▶ _Problem to solve_
Reproduce, word for word, every line starting at the line that contains "Read out every word on this page." and ending with the final line of the entries.
** START OF Materials provided **
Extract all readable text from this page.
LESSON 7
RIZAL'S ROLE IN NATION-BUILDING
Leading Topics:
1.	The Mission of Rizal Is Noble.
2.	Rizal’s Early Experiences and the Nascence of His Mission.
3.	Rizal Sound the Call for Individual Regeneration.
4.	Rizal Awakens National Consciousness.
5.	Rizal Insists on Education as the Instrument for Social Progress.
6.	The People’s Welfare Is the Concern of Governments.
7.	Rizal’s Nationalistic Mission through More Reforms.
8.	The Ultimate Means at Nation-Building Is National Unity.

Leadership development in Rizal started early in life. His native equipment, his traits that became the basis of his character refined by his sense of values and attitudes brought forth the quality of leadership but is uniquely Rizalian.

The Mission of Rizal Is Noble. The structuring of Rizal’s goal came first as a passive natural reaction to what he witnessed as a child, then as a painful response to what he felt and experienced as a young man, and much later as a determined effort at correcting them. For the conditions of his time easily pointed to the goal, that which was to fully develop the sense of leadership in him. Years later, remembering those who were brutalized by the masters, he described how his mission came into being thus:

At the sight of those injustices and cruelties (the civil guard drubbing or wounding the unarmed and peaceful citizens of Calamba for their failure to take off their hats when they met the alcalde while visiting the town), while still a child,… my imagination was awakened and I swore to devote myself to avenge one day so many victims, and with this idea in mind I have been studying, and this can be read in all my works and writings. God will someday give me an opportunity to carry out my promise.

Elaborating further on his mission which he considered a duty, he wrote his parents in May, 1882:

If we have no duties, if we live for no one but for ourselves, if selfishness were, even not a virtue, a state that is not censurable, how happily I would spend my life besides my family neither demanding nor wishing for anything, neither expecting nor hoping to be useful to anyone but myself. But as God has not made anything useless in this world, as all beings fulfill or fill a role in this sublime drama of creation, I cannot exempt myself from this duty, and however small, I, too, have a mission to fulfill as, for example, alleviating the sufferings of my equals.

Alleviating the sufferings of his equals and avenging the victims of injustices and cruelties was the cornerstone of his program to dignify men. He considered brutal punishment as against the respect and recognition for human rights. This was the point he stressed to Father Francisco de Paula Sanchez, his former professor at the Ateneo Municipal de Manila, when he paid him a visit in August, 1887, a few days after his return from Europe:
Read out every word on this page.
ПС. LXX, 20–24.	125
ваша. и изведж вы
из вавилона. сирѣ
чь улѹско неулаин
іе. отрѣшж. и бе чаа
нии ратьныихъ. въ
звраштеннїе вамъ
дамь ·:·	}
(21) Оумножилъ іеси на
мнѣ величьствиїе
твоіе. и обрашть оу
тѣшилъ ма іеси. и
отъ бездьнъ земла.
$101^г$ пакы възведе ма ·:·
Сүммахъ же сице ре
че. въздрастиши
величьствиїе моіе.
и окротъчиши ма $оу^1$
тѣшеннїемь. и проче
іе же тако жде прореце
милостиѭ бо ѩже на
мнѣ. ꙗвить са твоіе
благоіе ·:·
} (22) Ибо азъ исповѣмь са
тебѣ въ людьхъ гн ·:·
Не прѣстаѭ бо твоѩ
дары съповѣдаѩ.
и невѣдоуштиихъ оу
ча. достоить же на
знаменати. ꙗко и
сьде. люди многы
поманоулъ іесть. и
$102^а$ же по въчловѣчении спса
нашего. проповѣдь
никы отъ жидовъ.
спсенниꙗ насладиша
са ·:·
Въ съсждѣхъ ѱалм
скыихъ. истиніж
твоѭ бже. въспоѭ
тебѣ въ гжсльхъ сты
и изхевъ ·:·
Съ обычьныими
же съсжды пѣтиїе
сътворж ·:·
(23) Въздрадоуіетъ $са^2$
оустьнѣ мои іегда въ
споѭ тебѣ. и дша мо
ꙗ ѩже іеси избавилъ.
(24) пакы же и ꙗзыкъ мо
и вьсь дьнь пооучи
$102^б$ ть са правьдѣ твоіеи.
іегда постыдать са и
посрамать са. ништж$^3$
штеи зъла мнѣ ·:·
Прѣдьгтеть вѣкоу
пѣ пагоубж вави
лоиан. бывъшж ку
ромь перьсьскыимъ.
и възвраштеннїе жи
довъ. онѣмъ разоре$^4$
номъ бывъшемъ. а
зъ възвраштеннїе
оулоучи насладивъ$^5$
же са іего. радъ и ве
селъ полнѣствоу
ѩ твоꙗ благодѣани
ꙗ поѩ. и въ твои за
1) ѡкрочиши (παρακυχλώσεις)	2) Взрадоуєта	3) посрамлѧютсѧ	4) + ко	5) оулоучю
** END OF Materials provided **
▶ _Reply to the task_
Read out every word on this page.
ПС. LXX, 20–24.	125
ваша. и изведж вы
из вавилона. сирѣ
чь улѹско неулаин
іе. отрѣшж. и бе чаа
нии ратьныихъ. въ
звраштеннїе вамъ
дамь ·:·	}
(21) Оумножилъ іеси на
мнѣ величьствиїе
твоіе. и обрашть оу
тѣшилъ ма іеси. и
отъ бездьнъ земла.
$101^г$ пакы възведе ма ·:·
Сүммахъ же сице ре
че. въздрастиши
величьствиїе моіе.
и окротъчиши ма $оу^1$
тѣшеннїемь. и проче
іе же тако жде прореце
милостиѭ бо ѩже на
мнѣ. ꙗвить са твоіе
благоіе ·:·
} (22) Ибо азъ исповѣмь са
тебѣ въ людьхъ гн ·:·
Не прѣстаѭ бо твоѩ
дары съповѣдаѩ.
и невѣдоуштиихъ оу
ча. достоить же на
знаменати. ꙗко и
сьде. люди многы
поманоулъ іесть. и
$102^а$ же по въчловѣчении спса
нашего. проповѣдь
никы отъ жидовъ.
спсенниꙗ насладиша
са ·:·
Въ съсждѣхъ ѱалм
скыихъ. истиніж
твоѭ бже. въспоѭ
тебѣ въ гжсльхъ сты
и изхевъ ·:·
Съ обычьныими
же съсжды пѣтиїе
сътворж ·:·
(23) Въздрадоуіетъ $са^2$
оустьнѣ мои іегда въ
споѭ тебѣ. и дша мо
ꙗ ѩже іеси избавилъ.
(24) пакы же и ꙗзыкъ мо
и вьсь дьнь пооучи
$102^б$ ть са правьдѣ твоіеи.
іегда постыдать са и
посрамать са. ништж$^3$
штеи зъла мнѣ ·:·
Прѣдьгтеть вѣкоу
пѣ пагоубж вави
лоиан. бывъшж ку
ромь перьсьскыимъ.
и възвраштеннїе жи
довъ. онѣмъ разоре$^4$
номъ бывъшемъ. а
зъ възвраштеннїе
оулоучи насладивъ$^5$
же са іего. радъ и ве
селъ полнѣствоу
ѩ твоꙗ благодѣани
ꙗ поѩ. и въ твои за
1) ѡкрочиши (παρακυχλώσεις)	2) Взрадоуєта	3) посрамлѧютсѧ	4) + ко	5) оулоучю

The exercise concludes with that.